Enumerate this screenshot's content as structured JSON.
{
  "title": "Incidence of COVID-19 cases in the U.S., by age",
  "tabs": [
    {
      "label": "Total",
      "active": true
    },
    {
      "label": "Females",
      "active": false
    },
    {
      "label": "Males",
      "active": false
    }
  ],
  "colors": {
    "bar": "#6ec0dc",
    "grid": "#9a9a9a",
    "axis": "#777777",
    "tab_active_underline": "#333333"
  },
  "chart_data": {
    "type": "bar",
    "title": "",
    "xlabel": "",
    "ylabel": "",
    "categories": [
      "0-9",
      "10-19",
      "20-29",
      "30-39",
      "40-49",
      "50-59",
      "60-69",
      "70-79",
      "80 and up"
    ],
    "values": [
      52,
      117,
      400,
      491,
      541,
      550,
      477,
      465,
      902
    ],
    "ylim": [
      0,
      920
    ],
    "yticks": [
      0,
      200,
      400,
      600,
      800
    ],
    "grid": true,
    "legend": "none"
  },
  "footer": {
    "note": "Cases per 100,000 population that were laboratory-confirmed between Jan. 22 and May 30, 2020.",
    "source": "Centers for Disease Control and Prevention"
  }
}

Brief: Which lines of the material contain the string "title"? List each of them.

Result of this exercise:
  "title": "Incidence of COVID-19 cases in the U.S., by age",
    "title": "",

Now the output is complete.